Transcribe each record below word for word.

[START OF Data provided]

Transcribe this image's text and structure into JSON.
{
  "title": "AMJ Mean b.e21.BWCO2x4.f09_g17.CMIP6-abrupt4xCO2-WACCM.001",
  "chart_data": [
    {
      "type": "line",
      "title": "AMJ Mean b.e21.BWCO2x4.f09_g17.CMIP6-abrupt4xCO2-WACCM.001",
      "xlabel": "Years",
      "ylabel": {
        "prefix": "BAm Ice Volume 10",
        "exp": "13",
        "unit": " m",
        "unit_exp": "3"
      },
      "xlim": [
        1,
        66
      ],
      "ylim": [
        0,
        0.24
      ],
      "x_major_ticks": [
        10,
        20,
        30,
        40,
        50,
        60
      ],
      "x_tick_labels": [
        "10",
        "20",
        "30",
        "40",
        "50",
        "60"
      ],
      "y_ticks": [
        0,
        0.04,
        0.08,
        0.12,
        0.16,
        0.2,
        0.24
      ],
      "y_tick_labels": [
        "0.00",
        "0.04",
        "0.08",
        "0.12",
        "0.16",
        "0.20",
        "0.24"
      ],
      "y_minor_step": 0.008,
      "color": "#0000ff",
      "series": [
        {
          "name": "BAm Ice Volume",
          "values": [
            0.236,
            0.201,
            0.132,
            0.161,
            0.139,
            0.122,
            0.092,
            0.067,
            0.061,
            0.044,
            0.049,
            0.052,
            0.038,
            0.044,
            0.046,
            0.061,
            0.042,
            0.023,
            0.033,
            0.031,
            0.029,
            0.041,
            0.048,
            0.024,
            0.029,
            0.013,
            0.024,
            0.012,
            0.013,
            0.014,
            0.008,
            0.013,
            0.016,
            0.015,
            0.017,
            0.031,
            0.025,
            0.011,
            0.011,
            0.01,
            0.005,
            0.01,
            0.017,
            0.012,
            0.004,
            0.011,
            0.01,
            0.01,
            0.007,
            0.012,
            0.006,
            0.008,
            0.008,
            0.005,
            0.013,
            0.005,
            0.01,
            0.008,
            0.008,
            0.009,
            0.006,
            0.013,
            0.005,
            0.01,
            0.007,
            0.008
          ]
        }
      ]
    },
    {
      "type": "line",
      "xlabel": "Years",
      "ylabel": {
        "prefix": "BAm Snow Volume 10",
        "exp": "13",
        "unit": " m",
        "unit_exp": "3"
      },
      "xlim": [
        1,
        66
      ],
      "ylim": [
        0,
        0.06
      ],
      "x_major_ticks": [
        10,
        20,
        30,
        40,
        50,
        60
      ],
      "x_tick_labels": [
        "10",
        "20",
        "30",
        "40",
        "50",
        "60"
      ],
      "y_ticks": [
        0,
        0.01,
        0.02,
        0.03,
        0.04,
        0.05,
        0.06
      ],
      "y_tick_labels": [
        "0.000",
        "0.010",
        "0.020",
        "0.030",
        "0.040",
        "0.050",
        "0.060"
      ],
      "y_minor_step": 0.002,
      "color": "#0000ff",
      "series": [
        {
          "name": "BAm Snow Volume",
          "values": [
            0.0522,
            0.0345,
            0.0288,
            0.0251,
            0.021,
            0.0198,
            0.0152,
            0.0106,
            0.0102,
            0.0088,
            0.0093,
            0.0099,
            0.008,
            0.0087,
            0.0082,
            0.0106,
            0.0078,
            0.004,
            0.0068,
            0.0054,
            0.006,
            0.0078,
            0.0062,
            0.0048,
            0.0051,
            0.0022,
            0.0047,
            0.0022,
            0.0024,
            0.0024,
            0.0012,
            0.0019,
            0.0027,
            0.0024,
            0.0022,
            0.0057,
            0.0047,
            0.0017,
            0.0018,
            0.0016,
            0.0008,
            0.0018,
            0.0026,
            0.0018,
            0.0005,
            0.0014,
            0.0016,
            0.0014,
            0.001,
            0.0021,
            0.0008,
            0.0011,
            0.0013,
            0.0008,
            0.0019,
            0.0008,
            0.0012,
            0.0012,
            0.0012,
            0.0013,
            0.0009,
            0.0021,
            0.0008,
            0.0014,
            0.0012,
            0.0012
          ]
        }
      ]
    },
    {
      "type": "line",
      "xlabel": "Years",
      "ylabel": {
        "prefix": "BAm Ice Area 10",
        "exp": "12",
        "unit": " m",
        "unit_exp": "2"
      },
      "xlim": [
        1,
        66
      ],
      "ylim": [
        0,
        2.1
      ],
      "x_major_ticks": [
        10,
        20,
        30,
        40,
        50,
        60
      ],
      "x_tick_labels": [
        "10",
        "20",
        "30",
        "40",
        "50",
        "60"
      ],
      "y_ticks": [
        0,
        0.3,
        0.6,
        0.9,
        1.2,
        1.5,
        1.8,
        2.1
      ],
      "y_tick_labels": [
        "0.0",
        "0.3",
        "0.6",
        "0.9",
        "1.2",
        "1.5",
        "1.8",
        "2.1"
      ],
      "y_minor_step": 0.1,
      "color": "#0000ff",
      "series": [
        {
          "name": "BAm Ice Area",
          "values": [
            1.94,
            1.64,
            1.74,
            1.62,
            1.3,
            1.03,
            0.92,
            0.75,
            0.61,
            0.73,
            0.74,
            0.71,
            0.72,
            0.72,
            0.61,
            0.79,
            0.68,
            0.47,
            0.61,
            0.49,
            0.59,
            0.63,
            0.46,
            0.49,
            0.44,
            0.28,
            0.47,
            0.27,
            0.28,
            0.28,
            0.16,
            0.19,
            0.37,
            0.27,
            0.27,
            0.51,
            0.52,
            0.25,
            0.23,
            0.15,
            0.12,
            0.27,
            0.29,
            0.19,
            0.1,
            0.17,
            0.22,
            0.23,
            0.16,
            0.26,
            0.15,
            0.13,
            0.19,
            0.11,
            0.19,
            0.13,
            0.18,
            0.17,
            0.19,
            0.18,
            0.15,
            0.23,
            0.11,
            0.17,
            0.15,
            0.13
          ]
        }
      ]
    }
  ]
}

[END OF Data provided]

**Worked solution:**
Transcribe this image's text and structure into JSON.
{
  "title": "AMJ Mean b.e21.BWCO2x4.f09_g17.CMIP6-abrupt4xCO2-WACCM.001",
  "chart_data": [
    {
      "type": "line",
      "title": "AMJ Mean b.e21.BWCO2x4.f09_g17.CMIP6-abrupt4xCO2-WACCM.001",
      "xlabel": "Years",
      "ylabel": {
        "prefix": "BAm Ice Volume 10",
        "exp": "13",
        "unit": " m",
        "unit_exp": "3"
      },
      "xlim": [
        1,
        66
      ],
      "ylim": [
        0,
        0.24
      ],
      "x_major_ticks": [
        10,
        20,
        30,
        40,
        50,
        60
      ],
      "x_tick_labels": [
        "10",
        "20",
        "30",
        "40",
        "50",
        "60"
      ],
      "y_ticks": [
        0,
        0.04,
        0.08,
        0.12,
        0.16,
        0.2,
        0.24
      ],
      "y_tick_labels": [
        "0.00",
        "0.04",
        "0.08",
        "0.12",
        "0.16",
        "0.20",
        "0.24"
      ],
      "y_minor_step": 0.008,
      "color": "#0000ff",
      "series": [
        {
          "name": "BAm Ice Volume",
          "values": [
            0.236,
            0.201,
            0.132,
            0.161,
            0.139,
            0.122,
            0.092,
            0.067,
            0.061,
            0.044,
            0.049,
            0.052,
            0.038,
            0.044,
            0.046,
            0.061,
            0.042,
            0.023,
            0.033,
            0.031,
            0.029,
            0.041,
            0.048,
            0.024,
            0.029,
            0.013,
            0.024,
            0.012,
            0.013,
            0.014,
            0.008,
            0.013,
            0.016,
            0.015,
            0.017,
            0.031,
            0.025,
            0.011,
            0.011,
            0.01,
            0.005,
            0.01,
            0.017,
            0.012,
            0.004,
            0.011,
            0.01,
            0.01,
            0.007,
            0.012,
            0.006,
            0.008,
            0.008,
            0.005,
            0.013,
            0.005,
            0.01,
            0.008,
            0.008,
            0.009,
            0.006,
            0.013,
            0.005,
            0.01,
            0.007,
            0.008
          ]
        }
      ]
    },
    {
      "type": "line",
      "xlabel": "Years",
      "ylabel": {
        "prefix": "BAm Snow Volume 10",
        "exp": "13",
        "unit": " m",
        "unit_exp": "3"
      },
      "xlim": [
        1,
        66
      ],
      "ylim": [
        0,
        0.06
      ],
      "x_major_ticks": [
        10,
        20,
        30,
        40,
        50,
        60
      ],
      "x_tick_labels": [
        "10",
        "20",
        "30",
        "40",
        "50",
        "60"
      ],
      "y_ticks": [
        0,
        0.01,
        0.02,
        0.03,
        0.04,
        0.05,
        0.06
      ],
      "y_tick_labels": [
        "0.000",
        "0.010",
        "0.020",
        "0.030",
        "0.040",
        "0.050",
        "0.060"
      ],
      "y_minor_step": 0.002,
      "color": "#0000ff",
      "series": [
        {
          "name": "BAm Snow Volume",
          "values": [
            0.0522,
            0.0345,
            0.0288,
            0.0251,
            0.021,
            0.0198,
            0.0152,
            0.0106,
            0.0102,
            0.0088,
            0.0093,
            0.0099,
            0.008,
            0.0087,
            0.0082,
            0.0106,
            0.0078,
            0.004,
            0.0068,
            0.0054,
            0.006,
            0.0078,
            0.0062,
            0.0048,
            0.0051,
            0.0022,
            0.0047,
            0.0022,
            0.0024,
            0.0024,
            0.0012,
            0.0019,
            0.0027,
            0.0024,
            0.0022,
            0.0057,
            0.0047,
            0.0017,
            0.0018,
            0.0016,
            0.0008,
            0.0018,
            0.0026,
            0.0018,
            0.0005,
            0.0014,
            0.0016,
            0.0014,
            0.001,
            0.0021,
            0.0008,
            0.0011,
            0.0013,
            0.0008,
            0.0019,
            0.0008,
            0.0012,
            0.0012,
            0.0012,
            0.0013,
            0.0009,
            0.0021,
            0.0008,
            0.0014,
            0.0012,
            0.0012
          ]
        }
      ]
    },
    {
      "type": "line",
      "xlabel": "Years",
      "ylabel": {
        "prefix": "BAm Ice Area 10",
        "exp": "12",
        "unit": " m",
        "unit_exp": "2"
      },
      "xlim": [
        1,
        66
      ],
      "ylim": [
        0,
        2.1
      ],
      "x_major_ticks": [
        10,
        20,
        30,
        40,
        50,
        60
      ],
      "x_tick_labels": [
        "10",
        "20",
        "30",
        "40",
        "50",
        "60"
      ],
      "y_ticks": [
        0,
        0.3,
        0.6,
        0.9,
        1.2,
        1.5,
        1.8,
        2.1
      ],
      "y_tick_labels": [
        "0.0",
        "0.3",
        "0.6",
        "0.9",
        "1.2",
        "1.5",
        "1.8",
        "2.1"
      ],
      "y_minor_step": 0.1,
      "color": "#0000ff",
      "series": [
        {
          "name": "BAm Ice Area",
          "values": [
            1.94,
            1.64,
            1.74,
            1.62,
            1.3,
            1.03,
            0.92,
            0.75,
            0.61,
            0.73,
            0.74,
            0.71,
            0.72,
            0.72,
            0.61,
            0.79,
            0.68,
            0.47,
            0.61,
            0.49,
            0.59,
            0.63,
            0.46,
            0.49,
            0.44,
            0.28,
            0.47,
            0.27,
            0.28,
            0.28,
            0.16,
            0.19,
            0.37,
            0.27,
            0.27,
            0.51,
            0.52,
            0.25,
            0.23,
            0.15,
            0.12,
            0.27,
            0.29,
            0.19,
            0.1,
            0.17,
            0.22,
            0.23,
            0.16,
            0.26,
            0.15,
            0.13,
            0.19,
            0.11,
            0.19,
            0.13,
            0.18,
            0.17,
            0.19,
            0.18,
            0.15,
            0.23,
            0.11,
            0.17,
            0.15,
            0.13
          ]
        }
      ]
    }
  ]
}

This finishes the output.